▶ [TASK DATA]
★ ★ ★ ★

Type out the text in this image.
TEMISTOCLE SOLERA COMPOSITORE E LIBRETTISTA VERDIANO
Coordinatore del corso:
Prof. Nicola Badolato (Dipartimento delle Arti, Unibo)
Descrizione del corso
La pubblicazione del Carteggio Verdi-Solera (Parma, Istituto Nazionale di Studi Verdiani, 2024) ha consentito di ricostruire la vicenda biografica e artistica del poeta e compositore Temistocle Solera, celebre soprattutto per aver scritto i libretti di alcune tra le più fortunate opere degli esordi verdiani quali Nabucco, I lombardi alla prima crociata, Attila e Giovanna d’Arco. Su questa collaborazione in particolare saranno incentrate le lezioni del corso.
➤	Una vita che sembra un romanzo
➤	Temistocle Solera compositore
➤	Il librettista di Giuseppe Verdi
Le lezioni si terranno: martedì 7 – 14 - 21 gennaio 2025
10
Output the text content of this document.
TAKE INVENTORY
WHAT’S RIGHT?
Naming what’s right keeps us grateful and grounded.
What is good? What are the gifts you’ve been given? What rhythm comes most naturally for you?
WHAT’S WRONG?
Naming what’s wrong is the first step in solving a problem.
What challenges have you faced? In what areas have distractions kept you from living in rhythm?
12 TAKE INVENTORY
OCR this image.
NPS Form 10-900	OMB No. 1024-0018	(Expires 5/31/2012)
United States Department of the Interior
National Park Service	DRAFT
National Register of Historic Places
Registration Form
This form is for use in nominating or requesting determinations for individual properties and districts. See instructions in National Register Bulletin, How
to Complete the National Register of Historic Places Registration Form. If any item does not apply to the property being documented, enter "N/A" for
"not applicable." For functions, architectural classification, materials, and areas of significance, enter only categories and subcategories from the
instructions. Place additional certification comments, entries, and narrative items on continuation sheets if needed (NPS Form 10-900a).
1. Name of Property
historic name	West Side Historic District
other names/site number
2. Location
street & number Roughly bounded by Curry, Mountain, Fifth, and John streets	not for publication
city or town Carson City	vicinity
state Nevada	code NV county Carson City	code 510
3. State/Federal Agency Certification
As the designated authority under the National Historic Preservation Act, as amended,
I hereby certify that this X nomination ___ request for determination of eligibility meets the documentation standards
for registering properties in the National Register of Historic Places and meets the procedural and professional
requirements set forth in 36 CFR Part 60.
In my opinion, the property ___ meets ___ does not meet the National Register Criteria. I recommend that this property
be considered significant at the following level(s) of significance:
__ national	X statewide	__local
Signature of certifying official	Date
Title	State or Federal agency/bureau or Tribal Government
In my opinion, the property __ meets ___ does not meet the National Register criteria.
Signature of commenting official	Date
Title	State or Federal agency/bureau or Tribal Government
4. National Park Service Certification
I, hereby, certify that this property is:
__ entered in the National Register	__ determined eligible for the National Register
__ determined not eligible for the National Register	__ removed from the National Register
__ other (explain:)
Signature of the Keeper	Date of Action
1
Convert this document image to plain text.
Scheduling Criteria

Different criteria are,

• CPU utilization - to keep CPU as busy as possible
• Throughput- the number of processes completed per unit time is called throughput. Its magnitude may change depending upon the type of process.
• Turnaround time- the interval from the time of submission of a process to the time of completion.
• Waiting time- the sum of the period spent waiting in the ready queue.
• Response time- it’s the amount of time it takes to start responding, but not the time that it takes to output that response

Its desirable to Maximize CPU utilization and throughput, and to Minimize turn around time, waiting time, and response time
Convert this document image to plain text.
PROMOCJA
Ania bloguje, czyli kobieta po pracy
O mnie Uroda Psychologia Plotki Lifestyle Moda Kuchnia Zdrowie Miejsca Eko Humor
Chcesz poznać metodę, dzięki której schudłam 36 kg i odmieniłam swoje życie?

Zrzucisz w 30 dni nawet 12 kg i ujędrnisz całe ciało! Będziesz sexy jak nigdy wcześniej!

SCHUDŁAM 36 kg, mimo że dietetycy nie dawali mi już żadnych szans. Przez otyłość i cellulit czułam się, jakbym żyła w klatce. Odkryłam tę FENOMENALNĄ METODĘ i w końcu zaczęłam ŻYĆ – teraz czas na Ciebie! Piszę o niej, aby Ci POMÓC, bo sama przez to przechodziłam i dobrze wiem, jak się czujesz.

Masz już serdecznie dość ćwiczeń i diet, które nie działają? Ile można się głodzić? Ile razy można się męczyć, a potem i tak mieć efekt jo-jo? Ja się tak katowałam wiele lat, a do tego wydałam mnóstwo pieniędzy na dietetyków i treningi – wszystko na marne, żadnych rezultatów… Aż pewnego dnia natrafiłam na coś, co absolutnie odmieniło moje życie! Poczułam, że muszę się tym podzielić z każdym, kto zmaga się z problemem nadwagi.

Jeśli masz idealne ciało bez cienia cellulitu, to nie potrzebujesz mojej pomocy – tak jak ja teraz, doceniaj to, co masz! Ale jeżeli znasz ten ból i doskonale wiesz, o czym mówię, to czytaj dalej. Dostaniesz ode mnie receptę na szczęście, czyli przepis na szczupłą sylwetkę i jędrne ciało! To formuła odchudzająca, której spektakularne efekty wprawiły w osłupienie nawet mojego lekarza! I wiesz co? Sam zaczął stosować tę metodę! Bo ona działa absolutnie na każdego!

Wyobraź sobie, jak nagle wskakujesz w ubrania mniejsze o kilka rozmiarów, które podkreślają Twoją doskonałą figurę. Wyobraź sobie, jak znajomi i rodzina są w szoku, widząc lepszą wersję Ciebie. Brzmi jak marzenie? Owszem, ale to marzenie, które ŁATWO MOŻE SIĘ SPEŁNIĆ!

★ ★ ★ ★

Copy out the lines in which the string "instructions" appears.

This form is for use in nominating or requesting determinations for individual properties and districts. See instructions in National Register Bulletin, How
instructions. Place additional certification comments, entries, and narrative items on continuation sheets if needed (NPS Form 10-900a).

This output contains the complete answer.